- Task to complete -
Find every line in the records below that holds the word "AVERIN", and copy it out.

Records
⁂

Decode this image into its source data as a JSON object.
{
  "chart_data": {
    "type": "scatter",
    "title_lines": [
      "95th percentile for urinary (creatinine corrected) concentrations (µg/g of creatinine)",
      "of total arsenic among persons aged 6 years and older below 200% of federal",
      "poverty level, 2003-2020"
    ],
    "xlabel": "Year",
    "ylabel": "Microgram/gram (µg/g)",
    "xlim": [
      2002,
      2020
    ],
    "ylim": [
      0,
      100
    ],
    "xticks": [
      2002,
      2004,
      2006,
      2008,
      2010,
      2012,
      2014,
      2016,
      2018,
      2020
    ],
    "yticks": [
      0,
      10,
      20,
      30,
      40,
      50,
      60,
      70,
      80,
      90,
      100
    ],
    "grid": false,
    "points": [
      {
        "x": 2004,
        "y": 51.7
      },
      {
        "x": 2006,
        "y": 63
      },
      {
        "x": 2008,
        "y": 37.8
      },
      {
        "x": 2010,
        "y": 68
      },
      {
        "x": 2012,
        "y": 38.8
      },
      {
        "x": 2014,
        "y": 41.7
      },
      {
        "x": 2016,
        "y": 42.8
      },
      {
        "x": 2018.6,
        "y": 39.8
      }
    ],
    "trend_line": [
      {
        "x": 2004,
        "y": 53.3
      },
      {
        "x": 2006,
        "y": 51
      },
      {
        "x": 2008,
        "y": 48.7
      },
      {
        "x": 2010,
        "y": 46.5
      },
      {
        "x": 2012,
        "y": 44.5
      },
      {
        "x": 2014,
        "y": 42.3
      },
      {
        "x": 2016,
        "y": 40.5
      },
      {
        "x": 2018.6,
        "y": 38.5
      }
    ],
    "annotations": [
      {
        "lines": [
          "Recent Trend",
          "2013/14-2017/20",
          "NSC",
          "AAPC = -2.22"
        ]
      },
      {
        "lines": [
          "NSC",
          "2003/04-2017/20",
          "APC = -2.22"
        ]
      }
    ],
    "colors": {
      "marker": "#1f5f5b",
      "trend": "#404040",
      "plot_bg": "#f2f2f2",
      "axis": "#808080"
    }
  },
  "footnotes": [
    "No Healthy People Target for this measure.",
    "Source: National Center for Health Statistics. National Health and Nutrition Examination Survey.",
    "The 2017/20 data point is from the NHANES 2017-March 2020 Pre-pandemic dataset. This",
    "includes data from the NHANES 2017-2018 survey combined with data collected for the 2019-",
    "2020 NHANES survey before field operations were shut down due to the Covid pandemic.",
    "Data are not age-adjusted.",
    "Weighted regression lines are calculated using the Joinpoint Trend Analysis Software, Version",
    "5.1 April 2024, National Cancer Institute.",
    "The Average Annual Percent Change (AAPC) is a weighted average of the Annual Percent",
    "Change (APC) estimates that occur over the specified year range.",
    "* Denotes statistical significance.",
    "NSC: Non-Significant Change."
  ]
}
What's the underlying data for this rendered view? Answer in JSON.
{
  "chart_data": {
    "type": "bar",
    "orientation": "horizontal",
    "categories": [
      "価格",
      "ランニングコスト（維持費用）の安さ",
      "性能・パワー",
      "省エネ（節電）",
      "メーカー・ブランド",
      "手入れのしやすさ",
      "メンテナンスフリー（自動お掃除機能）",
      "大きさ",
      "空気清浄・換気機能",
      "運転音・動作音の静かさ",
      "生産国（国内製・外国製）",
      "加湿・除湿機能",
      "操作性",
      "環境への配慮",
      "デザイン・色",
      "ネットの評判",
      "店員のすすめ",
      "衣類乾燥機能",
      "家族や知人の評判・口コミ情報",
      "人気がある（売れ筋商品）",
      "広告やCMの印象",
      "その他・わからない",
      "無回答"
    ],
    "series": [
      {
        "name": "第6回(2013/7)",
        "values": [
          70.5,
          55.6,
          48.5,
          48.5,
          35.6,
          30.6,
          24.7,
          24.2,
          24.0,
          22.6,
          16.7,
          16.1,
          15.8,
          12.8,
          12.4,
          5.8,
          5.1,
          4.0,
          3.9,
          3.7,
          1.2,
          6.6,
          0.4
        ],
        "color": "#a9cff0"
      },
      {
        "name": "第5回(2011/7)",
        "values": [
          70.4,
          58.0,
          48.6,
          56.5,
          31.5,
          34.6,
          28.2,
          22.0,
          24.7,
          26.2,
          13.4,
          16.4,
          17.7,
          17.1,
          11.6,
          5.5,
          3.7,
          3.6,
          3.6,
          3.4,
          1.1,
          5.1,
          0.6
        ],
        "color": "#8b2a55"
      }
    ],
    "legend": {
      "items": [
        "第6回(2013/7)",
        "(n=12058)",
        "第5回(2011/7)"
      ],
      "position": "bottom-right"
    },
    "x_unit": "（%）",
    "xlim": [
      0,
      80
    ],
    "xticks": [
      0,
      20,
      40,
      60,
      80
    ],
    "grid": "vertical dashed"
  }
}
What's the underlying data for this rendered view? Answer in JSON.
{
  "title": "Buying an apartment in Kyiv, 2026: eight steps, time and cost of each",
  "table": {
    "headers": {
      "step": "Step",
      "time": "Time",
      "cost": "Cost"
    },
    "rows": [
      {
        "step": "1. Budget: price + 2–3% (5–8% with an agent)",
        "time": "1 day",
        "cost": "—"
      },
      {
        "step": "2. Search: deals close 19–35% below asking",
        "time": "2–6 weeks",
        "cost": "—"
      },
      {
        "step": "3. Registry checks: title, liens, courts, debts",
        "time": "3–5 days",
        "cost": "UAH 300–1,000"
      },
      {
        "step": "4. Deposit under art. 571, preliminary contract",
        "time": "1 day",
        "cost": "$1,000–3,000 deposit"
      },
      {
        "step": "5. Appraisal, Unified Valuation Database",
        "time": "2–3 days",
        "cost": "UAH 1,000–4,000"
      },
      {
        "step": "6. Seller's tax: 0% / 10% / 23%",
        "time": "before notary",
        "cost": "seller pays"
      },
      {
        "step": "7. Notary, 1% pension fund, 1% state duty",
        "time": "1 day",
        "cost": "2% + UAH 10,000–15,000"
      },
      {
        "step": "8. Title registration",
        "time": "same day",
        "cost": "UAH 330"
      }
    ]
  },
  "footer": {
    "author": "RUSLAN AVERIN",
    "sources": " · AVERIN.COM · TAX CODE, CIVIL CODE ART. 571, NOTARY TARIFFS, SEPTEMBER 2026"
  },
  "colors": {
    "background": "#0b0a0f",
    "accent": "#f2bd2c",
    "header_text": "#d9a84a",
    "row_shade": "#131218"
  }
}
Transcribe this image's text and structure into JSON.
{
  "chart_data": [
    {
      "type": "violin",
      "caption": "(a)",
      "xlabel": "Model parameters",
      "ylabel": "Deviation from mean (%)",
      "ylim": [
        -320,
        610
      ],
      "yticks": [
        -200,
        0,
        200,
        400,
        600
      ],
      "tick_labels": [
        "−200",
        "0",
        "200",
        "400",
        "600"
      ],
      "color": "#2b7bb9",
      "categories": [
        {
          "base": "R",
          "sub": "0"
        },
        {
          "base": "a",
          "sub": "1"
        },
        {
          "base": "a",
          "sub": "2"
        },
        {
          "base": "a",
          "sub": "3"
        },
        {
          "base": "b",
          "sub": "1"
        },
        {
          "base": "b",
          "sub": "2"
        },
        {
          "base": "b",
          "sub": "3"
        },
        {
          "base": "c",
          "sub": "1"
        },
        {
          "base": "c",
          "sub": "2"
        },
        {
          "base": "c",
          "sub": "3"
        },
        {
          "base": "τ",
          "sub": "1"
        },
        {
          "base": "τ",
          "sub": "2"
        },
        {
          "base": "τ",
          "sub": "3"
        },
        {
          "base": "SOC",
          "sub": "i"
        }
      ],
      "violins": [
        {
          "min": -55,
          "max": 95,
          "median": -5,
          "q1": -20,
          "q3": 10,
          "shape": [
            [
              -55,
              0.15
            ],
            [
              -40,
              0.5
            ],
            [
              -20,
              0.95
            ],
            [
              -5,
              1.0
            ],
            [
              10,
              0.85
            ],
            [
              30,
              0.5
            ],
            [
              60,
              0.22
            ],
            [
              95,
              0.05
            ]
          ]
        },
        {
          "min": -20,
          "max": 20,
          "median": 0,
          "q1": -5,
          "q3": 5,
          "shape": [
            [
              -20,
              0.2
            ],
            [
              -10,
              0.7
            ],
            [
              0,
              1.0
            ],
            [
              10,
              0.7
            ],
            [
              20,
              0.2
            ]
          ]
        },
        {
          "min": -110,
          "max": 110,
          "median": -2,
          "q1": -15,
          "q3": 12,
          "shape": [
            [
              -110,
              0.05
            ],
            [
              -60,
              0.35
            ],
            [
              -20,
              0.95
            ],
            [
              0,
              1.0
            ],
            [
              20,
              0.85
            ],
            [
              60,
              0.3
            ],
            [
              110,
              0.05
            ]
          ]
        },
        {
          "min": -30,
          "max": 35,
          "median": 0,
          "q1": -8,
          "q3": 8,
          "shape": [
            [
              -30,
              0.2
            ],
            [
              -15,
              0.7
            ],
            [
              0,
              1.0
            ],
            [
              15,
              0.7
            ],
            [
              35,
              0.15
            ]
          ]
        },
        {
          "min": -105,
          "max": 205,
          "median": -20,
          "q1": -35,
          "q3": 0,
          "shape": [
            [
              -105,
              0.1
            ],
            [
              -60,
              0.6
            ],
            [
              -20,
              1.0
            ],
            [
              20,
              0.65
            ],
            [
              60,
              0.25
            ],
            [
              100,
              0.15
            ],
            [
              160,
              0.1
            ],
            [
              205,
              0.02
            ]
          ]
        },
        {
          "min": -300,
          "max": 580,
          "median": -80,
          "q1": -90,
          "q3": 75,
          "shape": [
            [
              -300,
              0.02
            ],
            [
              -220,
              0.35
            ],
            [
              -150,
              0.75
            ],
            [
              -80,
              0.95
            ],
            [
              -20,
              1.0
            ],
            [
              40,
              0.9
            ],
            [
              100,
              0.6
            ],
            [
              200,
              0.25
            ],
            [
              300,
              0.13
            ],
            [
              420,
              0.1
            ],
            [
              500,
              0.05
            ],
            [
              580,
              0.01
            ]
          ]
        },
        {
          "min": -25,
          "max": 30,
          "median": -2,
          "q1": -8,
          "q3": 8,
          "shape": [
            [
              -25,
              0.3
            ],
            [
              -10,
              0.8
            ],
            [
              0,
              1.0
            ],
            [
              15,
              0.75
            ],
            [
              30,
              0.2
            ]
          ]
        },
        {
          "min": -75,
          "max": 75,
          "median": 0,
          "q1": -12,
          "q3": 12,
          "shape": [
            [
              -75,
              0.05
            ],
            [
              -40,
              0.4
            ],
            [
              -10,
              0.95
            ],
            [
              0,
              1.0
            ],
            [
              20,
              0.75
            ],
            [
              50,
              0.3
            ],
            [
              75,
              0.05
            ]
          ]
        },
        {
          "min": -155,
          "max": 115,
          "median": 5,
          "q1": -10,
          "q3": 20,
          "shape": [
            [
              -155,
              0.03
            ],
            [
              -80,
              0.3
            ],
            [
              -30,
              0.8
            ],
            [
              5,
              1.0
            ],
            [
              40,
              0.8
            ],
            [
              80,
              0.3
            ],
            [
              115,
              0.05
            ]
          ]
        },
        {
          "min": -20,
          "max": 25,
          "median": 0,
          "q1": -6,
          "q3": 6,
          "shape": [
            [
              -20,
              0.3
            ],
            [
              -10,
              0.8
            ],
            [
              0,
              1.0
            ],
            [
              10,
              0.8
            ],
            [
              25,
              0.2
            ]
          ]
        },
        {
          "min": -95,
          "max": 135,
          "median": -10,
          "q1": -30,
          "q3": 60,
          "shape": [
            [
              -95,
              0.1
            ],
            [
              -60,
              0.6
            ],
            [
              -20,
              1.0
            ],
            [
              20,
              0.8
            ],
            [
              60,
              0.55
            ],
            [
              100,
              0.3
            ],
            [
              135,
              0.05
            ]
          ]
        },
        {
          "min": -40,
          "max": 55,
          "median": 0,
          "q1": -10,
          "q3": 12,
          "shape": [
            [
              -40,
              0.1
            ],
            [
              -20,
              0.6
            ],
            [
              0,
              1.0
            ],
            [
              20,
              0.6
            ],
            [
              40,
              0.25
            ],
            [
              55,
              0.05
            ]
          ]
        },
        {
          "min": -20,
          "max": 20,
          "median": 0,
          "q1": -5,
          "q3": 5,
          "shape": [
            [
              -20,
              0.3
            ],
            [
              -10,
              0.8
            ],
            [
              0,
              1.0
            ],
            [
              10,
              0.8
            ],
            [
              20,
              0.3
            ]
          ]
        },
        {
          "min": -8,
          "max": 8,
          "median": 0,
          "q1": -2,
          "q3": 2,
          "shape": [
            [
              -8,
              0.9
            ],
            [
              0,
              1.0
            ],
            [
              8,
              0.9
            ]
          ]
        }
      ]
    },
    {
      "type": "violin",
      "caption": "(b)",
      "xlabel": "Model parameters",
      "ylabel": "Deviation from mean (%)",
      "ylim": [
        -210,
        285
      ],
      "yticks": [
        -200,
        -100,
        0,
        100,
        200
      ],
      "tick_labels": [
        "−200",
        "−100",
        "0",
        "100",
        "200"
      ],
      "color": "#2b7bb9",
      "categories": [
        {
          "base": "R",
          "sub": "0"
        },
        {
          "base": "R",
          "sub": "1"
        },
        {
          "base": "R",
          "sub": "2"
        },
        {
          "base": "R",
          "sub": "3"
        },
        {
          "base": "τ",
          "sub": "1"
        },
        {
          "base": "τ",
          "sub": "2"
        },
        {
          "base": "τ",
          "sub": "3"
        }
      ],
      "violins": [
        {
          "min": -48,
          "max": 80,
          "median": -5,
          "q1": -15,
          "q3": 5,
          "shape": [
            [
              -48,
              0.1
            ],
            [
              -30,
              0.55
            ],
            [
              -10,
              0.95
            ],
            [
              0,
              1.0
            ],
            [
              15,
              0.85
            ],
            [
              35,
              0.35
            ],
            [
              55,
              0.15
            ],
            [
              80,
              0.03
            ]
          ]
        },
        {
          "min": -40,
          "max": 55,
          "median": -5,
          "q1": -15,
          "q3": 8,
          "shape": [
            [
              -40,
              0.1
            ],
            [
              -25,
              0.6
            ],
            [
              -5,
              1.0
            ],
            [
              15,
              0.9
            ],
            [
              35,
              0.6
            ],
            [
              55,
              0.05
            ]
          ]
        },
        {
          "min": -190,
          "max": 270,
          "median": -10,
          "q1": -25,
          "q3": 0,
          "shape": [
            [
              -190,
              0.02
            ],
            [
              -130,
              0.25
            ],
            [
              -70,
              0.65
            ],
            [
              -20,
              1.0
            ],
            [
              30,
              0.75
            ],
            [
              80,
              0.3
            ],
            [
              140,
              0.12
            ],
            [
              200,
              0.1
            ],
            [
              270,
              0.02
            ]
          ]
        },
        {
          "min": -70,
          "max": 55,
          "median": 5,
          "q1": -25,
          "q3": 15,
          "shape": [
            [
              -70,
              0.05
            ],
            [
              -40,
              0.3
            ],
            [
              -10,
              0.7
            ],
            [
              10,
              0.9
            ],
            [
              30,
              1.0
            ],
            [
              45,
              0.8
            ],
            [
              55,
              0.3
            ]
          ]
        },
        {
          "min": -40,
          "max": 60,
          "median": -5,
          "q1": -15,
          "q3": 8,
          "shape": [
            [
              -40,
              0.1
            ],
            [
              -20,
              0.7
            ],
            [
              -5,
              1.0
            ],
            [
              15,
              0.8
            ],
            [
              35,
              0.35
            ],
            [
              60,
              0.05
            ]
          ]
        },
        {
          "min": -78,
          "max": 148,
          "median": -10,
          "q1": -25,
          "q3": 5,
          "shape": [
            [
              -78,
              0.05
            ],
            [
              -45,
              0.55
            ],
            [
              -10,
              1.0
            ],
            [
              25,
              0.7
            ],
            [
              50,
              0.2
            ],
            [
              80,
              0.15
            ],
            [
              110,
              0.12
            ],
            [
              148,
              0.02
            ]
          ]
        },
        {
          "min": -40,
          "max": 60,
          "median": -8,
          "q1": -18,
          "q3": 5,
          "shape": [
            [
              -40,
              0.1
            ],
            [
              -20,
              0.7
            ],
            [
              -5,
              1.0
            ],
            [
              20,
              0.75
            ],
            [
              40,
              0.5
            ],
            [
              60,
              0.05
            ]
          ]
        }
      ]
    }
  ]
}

⁂

- Response -
    "author": "RUSLAN AVERIN",
    "sources": " · AVERIN.COM · TAX CODE, CIVIL CODE ART. 571, NOTARY TARIFFS, SEPTEMBER 2026"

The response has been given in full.